### Work to complete:
Leave the pictures out, and retype all of the material exactly as written.

### Records provided:
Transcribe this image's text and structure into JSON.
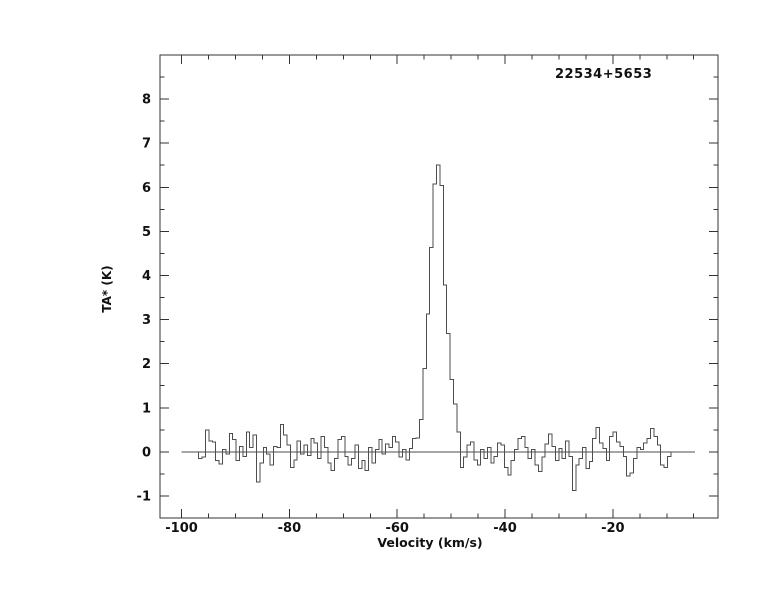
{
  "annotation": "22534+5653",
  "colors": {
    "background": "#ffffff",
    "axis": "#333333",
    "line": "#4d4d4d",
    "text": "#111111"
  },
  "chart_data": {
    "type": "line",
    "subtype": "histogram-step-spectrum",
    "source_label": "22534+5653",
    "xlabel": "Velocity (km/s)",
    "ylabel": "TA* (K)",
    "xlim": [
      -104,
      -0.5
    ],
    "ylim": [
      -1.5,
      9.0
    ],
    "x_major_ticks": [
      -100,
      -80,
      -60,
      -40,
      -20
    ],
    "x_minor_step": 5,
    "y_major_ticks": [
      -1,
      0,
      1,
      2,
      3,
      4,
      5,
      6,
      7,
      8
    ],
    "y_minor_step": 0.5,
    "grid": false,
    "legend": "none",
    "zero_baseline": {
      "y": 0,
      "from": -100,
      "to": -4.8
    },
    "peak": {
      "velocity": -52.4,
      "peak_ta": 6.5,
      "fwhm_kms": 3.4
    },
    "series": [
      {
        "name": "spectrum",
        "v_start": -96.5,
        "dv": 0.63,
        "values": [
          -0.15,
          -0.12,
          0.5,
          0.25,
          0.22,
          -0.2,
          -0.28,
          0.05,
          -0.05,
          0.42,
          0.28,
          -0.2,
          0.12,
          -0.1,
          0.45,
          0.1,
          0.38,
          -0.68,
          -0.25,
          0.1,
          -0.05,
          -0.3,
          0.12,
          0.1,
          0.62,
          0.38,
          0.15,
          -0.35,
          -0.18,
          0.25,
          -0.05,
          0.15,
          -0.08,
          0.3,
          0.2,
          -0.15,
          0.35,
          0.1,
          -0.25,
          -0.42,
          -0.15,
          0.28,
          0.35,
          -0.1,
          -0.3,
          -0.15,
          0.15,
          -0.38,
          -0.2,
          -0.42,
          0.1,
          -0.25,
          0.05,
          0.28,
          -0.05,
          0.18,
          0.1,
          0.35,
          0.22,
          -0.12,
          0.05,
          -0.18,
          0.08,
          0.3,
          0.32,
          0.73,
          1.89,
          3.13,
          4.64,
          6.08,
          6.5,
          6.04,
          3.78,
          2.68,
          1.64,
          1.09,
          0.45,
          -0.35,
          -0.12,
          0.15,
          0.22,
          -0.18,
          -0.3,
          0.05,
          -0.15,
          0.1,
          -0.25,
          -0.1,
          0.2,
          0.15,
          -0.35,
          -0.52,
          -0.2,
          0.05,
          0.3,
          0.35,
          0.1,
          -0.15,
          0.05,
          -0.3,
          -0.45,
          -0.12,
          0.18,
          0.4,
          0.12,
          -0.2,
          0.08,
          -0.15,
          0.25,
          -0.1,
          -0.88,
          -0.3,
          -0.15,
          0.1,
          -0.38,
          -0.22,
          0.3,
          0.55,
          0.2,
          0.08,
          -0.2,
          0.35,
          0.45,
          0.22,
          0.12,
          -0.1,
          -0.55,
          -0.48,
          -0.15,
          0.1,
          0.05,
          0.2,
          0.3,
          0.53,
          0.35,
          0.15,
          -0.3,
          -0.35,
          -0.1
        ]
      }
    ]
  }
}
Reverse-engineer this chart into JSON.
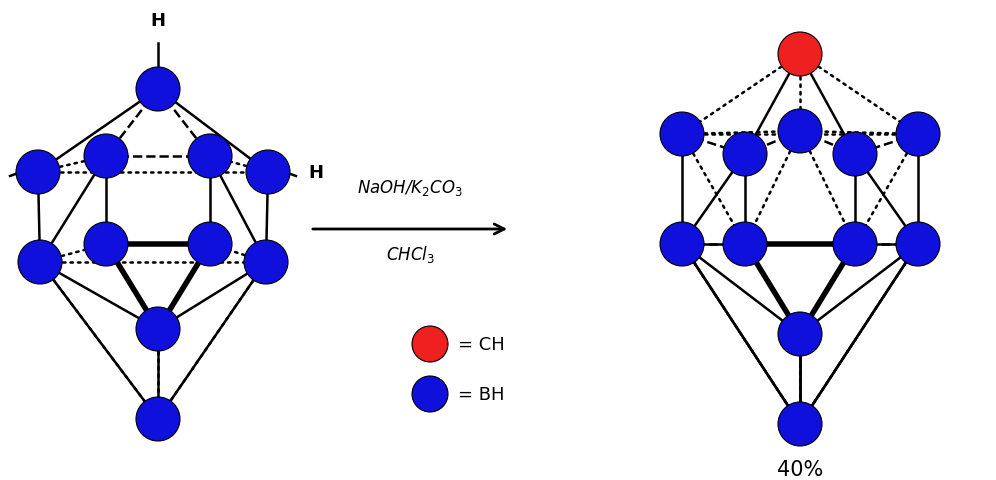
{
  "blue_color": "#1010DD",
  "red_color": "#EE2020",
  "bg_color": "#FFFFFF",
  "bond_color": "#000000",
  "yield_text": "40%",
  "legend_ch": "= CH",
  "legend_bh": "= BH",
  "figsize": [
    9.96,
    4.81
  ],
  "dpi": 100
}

### The result:
Transcribe this image's text and structure into JSON.
{
  "annotation": "22534+5653",
  "colors": {
    "background": "#ffffff",
    "axis": "#333333",
    "line": "#4d4d4d",
    "text": "#111111"
  },
  "chart_data": {
    "type": "line",
    "subtype": "histogram-step-spectrum",
    "source_label": "22534+5653",
    "xlabel": "Velocity (km/s)",
    "ylabel": "TA* (K)",
    "xlim": [
      -104,
      -0.5
    ],
    "ylim": [
      -1.5,
      9.0
    ],
    "x_major_ticks": [
      -100,
      -80,
      -60,
      -40,
      -20
    ],
    "x_minor_step": 5,
    "y_major_ticks": [
      -1,
      0,
      1,
      2,
      3,
      4,
      5,
      6,
      7,
      8
    ],
    "y_minor_step": 0.5,
    "grid": false,
    "legend": "none",
    "zero_baseline": {
      "y": 0,
      "from": -100,
      "to": -4.8
    },
    "peak": {
      "velocity": -52.4,
      "peak_ta": 6.5,
      "fwhm_kms": 3.4
    },
    "series": [
      {
        "name": "spectrum",
        "v_start": -96.5,
        "dv": 0.63,
        "values": [
          -0.15,
          -0.12,
          0.5,
          0.25,
          0.22,
          -0.2,
          -0.28,
          0.05,
          -0.05,
          0.42,
          0.28,
          -0.2,
          0.12,
          -0.1,
          0.45,
          0.1,
          0.38,
          -0.68,
          -0.25,
          0.1,
          -0.05,
          -0.3,
          0.12,
          0.1,
          0.62,
          0.38,
          0.15,
          -0.35,
          -0.18,
          0.25,
          -0.05,
          0.15,
          -0.08,
          0.3,
          0.2,
          -0.15,
          0.35,
          0.1,
          -0.25,
          -0.42,
          -0.15,
          0.28,
          0.35,
          -0.1,
          -0.3,
          -0.15,
          0.15,
          -0.38,
          -0.2,
          -0.42,
          0.1,
          -0.25,
          0.05,
          0.28,
          -0.05,
          0.18,
          0.1,
          0.35,
          0.22,
          -0.12,
          0.05,
          -0.18,
          0.08,
          0.3,
          0.32,
          0.73,
          1.89,
          3.13,
          4.64,
          6.08,
          6.5,
          6.04,
          3.78,
          2.68,
          1.64,
          1.09,
          0.45,
          -0.35,
          -0.12,
          0.15,
          0.22,
          -0.18,
          -0.3,
          0.05,
          -0.15,
          0.1,
          -0.25,
          -0.1,
          0.2,
          0.15,
          -0.35,
          -0.52,
          -0.2,
          0.05,
          0.3,
          0.35,
          0.1,
          -0.15,
          0.05,
          -0.3,
          -0.45,
          -0.12,
          0.18,
          0.4,
          0.12,
          -0.2,
          0.08,
          -0.15,
          0.25,
          -0.1,
          -0.88,
          -0.3,
          -0.15,
          0.1,
          -0.38,
          -0.22,
          0.3,
          0.55,
          0.2,
          0.08,
          -0.2,
          0.35,
          0.45,
          0.22,
          0.12,
          -0.1,
          -0.55,
          -0.48,
          -0.15,
          0.1,
          0.05,
          0.2,
          0.3,
          0.53,
          0.35,
          0.15,
          -0.3,
          -0.35,
          -0.1
        ]
      }
    ]
  }
}
Reverse-engineer this chart into JSON.
{
  "blue_color": "#1010DD",
  "red_color": "#EE2020",
  "bg_color": "#FFFFFF",
  "bond_color": "#000000",
  "yield_text": "40%",
  "legend_ch": "= CH",
  "legend_bh": "= BH",
  "figsize": [
    9.96,
    4.81
  ],
  "dpi": 100
}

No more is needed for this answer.